*Material supplied*
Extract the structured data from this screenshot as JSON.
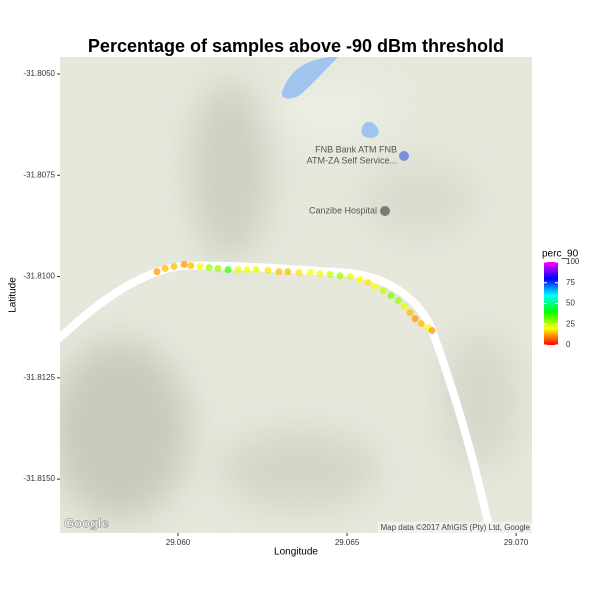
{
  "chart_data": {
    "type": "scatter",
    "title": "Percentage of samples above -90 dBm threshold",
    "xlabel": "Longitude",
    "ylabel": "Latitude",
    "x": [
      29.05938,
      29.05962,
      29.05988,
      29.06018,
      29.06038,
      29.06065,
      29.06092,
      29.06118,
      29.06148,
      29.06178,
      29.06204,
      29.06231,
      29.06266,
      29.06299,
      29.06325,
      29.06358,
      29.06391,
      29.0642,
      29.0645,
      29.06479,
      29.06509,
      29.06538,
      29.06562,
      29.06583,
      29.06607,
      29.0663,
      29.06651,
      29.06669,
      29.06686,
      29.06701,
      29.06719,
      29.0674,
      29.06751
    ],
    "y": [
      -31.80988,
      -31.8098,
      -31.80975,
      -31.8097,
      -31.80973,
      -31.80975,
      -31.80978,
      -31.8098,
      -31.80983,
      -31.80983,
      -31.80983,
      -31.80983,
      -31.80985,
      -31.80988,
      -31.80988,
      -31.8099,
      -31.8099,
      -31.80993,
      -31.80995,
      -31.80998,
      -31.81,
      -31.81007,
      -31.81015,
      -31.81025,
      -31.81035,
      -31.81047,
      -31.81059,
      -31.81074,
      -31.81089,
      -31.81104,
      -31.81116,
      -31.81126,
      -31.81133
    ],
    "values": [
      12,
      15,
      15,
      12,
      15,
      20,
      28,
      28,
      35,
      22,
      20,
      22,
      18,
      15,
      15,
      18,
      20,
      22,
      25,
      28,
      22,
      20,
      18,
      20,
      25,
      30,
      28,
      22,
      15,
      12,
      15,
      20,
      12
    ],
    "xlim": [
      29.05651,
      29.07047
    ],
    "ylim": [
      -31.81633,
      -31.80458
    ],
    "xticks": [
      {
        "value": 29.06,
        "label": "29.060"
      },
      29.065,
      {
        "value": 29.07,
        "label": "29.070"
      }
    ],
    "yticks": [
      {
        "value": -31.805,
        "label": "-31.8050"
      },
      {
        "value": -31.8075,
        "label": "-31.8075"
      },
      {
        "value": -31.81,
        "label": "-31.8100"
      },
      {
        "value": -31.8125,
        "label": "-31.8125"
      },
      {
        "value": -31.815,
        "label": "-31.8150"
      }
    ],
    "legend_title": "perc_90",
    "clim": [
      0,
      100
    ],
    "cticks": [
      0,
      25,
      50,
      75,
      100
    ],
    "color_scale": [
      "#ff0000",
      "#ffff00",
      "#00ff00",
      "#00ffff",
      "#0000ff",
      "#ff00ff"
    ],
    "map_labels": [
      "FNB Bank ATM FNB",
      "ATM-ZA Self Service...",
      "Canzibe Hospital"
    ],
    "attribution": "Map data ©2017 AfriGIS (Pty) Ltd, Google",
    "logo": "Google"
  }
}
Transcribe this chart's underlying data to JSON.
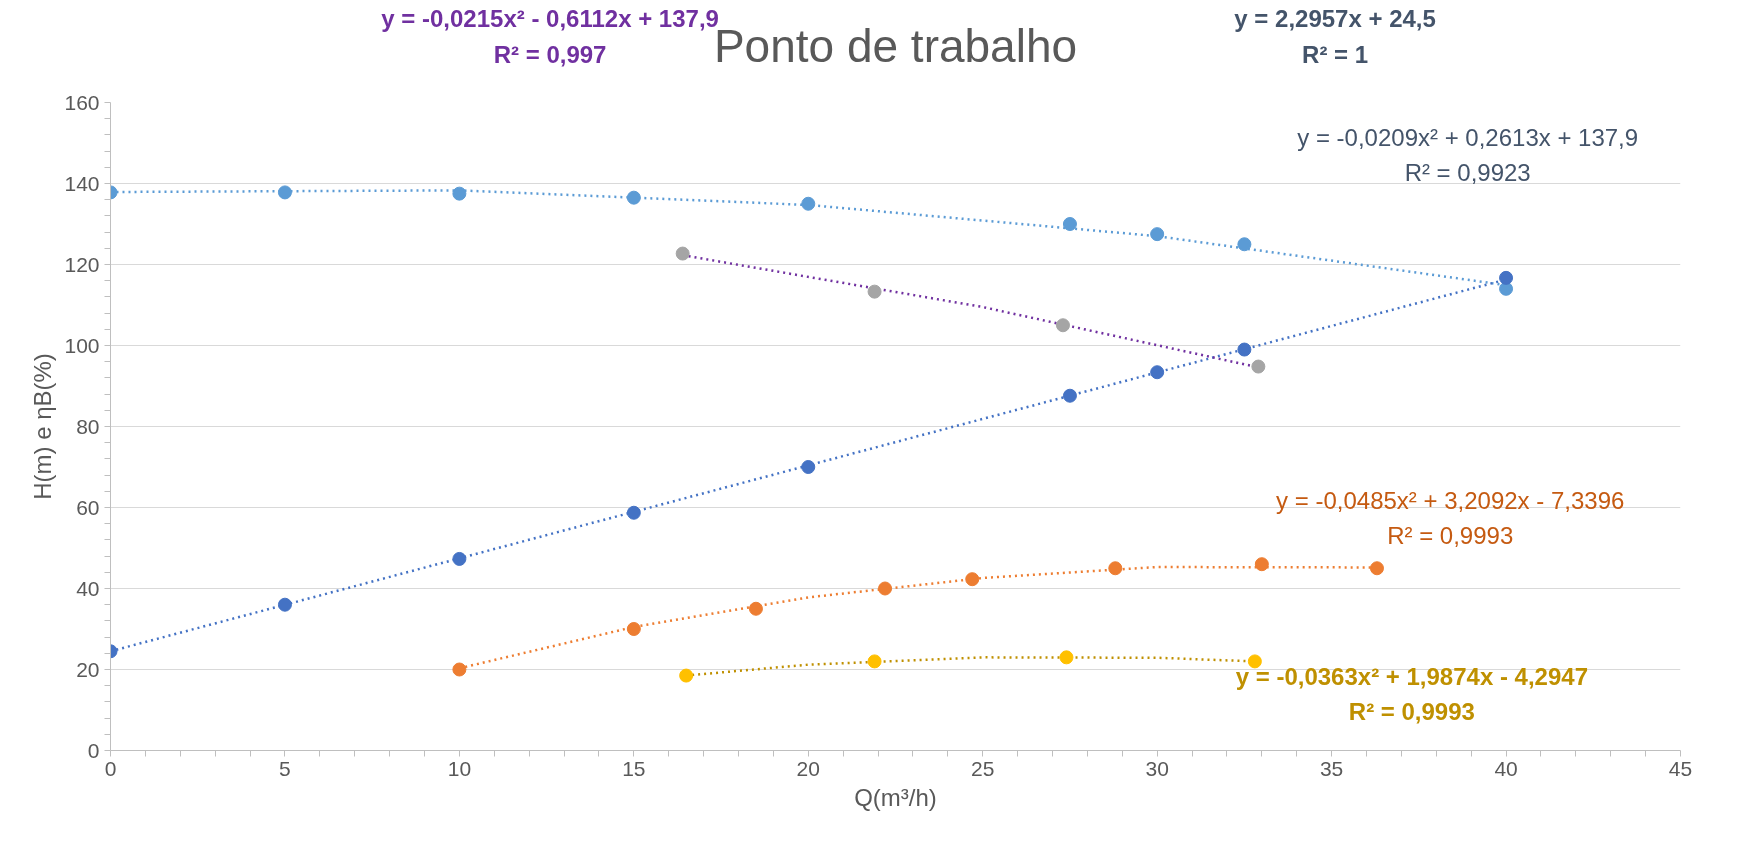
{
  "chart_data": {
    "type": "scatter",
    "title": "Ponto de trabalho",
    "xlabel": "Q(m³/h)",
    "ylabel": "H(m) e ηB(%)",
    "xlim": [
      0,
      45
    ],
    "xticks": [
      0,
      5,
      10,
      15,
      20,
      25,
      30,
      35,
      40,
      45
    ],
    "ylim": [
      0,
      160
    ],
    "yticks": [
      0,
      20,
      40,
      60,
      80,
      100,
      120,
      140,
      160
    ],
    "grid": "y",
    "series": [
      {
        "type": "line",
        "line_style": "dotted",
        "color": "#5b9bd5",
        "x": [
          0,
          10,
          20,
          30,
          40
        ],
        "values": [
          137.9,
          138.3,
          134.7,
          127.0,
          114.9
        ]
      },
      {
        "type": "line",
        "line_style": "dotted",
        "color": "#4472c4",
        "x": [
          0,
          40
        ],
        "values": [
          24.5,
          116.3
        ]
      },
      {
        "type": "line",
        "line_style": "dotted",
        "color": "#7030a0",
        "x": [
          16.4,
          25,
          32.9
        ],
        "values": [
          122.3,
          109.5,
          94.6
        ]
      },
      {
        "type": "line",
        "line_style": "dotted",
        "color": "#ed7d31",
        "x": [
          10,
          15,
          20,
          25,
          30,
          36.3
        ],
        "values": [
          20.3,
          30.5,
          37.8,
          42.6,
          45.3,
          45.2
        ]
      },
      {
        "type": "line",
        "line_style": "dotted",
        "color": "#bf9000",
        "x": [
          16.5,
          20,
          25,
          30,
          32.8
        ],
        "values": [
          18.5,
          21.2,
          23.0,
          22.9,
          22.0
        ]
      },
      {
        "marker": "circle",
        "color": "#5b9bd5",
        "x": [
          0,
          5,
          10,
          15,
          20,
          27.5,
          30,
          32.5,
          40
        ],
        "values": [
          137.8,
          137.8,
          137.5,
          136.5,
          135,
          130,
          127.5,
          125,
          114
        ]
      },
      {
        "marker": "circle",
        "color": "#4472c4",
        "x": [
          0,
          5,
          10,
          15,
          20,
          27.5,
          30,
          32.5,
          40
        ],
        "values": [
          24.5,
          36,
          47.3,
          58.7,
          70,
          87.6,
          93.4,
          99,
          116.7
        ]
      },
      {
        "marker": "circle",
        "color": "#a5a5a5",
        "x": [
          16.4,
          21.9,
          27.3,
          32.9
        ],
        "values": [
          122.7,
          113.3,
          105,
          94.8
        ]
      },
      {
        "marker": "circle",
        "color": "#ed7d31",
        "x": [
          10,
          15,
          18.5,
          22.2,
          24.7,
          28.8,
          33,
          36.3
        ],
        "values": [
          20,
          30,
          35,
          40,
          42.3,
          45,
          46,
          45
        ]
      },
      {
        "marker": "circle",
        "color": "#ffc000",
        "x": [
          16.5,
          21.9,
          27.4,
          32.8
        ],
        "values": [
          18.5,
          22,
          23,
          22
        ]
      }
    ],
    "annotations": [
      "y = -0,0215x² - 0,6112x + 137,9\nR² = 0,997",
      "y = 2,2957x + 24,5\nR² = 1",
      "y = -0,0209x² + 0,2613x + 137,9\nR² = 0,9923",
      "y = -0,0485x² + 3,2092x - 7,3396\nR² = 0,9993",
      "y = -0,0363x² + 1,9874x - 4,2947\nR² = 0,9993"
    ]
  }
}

*Stated exercise*
Leave out the pictures and restate everything else word for word.

*Response below*
Extract the structured data from this screenshot as JSON.
{
  "chart_data": {
    "type": "scatter",
    "title": "Percentage of samples above -90 dBm threshold",
    "xlabel": "Longitude",
    "ylabel": "Latitude",
    "x": [
      29.05938,
      29.05962,
      29.05988,
      29.06018,
      29.06038,
      29.06065,
      29.06092,
      29.06118,
      29.06148,
      29.06178,
      29.06204,
      29.06231,
      29.06266,
      29.06299,
      29.06325,
      29.06358,
      29.06391,
      29.0642,
      29.0645,
      29.06479,
      29.06509,
      29.06538,
      29.06562,
      29.06583,
      29.06607,
      29.0663,
      29.06651,
      29.06669,
      29.06686,
      29.06701,
      29.06719,
      29.0674,
      29.06751
    ],
    "y": [
      -31.80988,
      -31.8098,
      -31.80975,
      -31.8097,
      -31.80973,
      -31.80975,
      -31.80978,
      -31.8098,
      -31.80983,
      -31.80983,
      -31.80983,
      -31.80983,
      -31.80985,
      -31.80988,
      -31.80988,
      -31.8099,
      -31.8099,
      -31.80993,
      -31.80995,
      -31.80998,
      -31.81,
      -31.81007,
      -31.81015,
      -31.81025,
      -31.81035,
      -31.81047,
      -31.81059,
      -31.81074,
      -31.81089,
      -31.81104,
      -31.81116,
      -31.81126,
      -31.81133
    ],
    "values": [
      12,
      15,
      15,
      12,
      15,
      20,
      28,
      28,
      35,
      22,
      20,
      22,
      18,
      15,
      15,
      18,
      20,
      22,
      25,
      28,
      22,
      20,
      18,
      20,
      25,
      30,
      28,
      22,
      15,
      12,
      15,
      20,
      12
    ],
    "xlim": [
      29.05651,
      29.07047
    ],
    "ylim": [
      -31.81633,
      -31.80458
    ],
    "xticks": [
      {
        "value": 29.06,
        "label": "29.060"
      },
      29.065,
      {
        "value": 29.07,
        "label": "29.070"
      }
    ],
    "yticks": [
      {
        "value": -31.805,
        "label": "-31.8050"
      },
      {
        "value": -31.8075,
        "label": "-31.8075"
      },
      {
        "value": -31.81,
        "label": "-31.8100"
      },
      {
        "value": -31.8125,
        "label": "-31.8125"
      },
      {
        "value": -31.815,
        "label": "-31.8150"
      }
    ],
    "legend_title": "perc_90",
    "clim": [
      0,
      100
    ],
    "cticks": [
      0,
      25,
      50,
      75,
      100
    ],
    "color_scale": [
      "#ff0000",
      "#ffff00",
      "#00ff00",
      "#00ffff",
      "#0000ff",
      "#ff00ff"
    ],
    "map_labels": [
      "FNB Bank ATM FNB",
      "ATM-ZA Self Service...",
      "Canzibe Hospital"
    ],
    "attribution": "Map data ©2017 AfriGIS (Pty) Ltd, Google",
    "logo": "Google"
  }
}
Transcribe this chart's underlying data to JSON.
{
  "chart_data": {
    "type": "scatter",
    "title": "Ponto de trabalho",
    "xlabel": "Q(m³/h)",
    "ylabel": "H(m) e ηB(%)",
    "xlim": [
      0,
      45
    ],
    "xticks": [
      0,
      5,
      10,
      15,
      20,
      25,
      30,
      35,
      40,
      45
    ],
    "ylim": [
      0,
      160
    ],
    "yticks": [
      0,
      20,
      40,
      60,
      80,
      100,
      120,
      140,
      160
    ],
    "grid": "y",
    "series": [
      {
        "type": "line",
        "line_style": "dotted",
        "color": "#5b9bd5",
        "x": [
          0,
          10,
          20,
          30,
          40
        ],
        "values": [
          137.9,
          138.3,
          134.7,
          127.0,
          114.9
        ]
      },
      {
        "type": "line",
        "line_style": "dotted",
        "color": "#4472c4",
        "x": [
          0,
          40
        ],
        "values": [
          24.5,
          116.3
        ]
      },
      {
        "type": "line",
        "line_style": "dotted",
        "color": "#7030a0",
        "x": [
          16.4,
          25,
          32.9
        ],
        "values": [
          122.3,
          109.5,
          94.6
        ]
      },
      {
        "type": "line",
        "line_style": "dotted",
        "color": "#ed7d31",
        "x": [
          10,
          15,
          20,
          25,
          30,
          36.3
        ],
        "values": [
          20.3,
          30.5,
          37.8,
          42.6,
          45.3,
          45.2
        ]
      },
      {
        "type": "line",
        "line_style": "dotted",
        "color": "#bf9000",
        "x": [
          16.5,
          20,
          25,
          30,
          32.8
        ],
        "values": [
          18.5,
          21.2,
          23.0,
          22.9,
          22.0
        ]
      },
      {
        "marker": "circle",
        "color": "#5b9bd5",
        "x": [
          0,
          5,
          10,
          15,
          20,
          27.5,
          30,
          32.5,
          40
        ],
        "values": [
          137.8,
          137.8,
          137.5,
          136.5,
          135,
          130,
          127.5,
          125,
          114
        ]
      },
      {
        "marker": "circle",
        "color": "#4472c4",
        "x": [
          0,
          5,
          10,
          15,
          20,
          27.5,
          30,
          32.5,
          40
        ],
        "values": [
          24.5,
          36,
          47.3,
          58.7,
          70,
          87.6,
          93.4,
          99,
          116.7
        ]
      },
      {
        "marker": "circle",
        "color": "#a5a5a5",
        "x": [
          16.4,
          21.9,
          27.3,
          32.9
        ],
        "values": [
          122.7,
          113.3,
          105,
          94.8
        ]
      },
      {
        "marker": "circle",
        "color": "#ed7d31",
        "x": [
          10,
          15,
          18.5,
          22.2,
          24.7,
          28.8,
          33,
          36.3
        ],
        "values": [
          20,
          30,
          35,
          40,
          42.3,
          45,
          46,
          45
        ]
      },
      {
        "marker": "circle",
        "color": "#ffc000",
        "x": [
          16.5,
          21.9,
          27.4,
          32.8
        ],
        "values": [
          18.5,
          22,
          23,
          22
        ]
      }
    ],
    "annotations": [
      "y = -0,0215x² - 0,6112x + 137,9\nR² = 0,997",
      "y = 2,2957x + 24,5\nR² = 1",
      "y = -0,0209x² + 0,2613x + 137,9\nR² = 0,9923",
      "y = -0,0485x² + 3,2092x - 7,3396\nR² = 0,9993",
      "y = -0,0363x² + 1,9874x - 4,2947\nR² = 0,9993"
    ]
  }
}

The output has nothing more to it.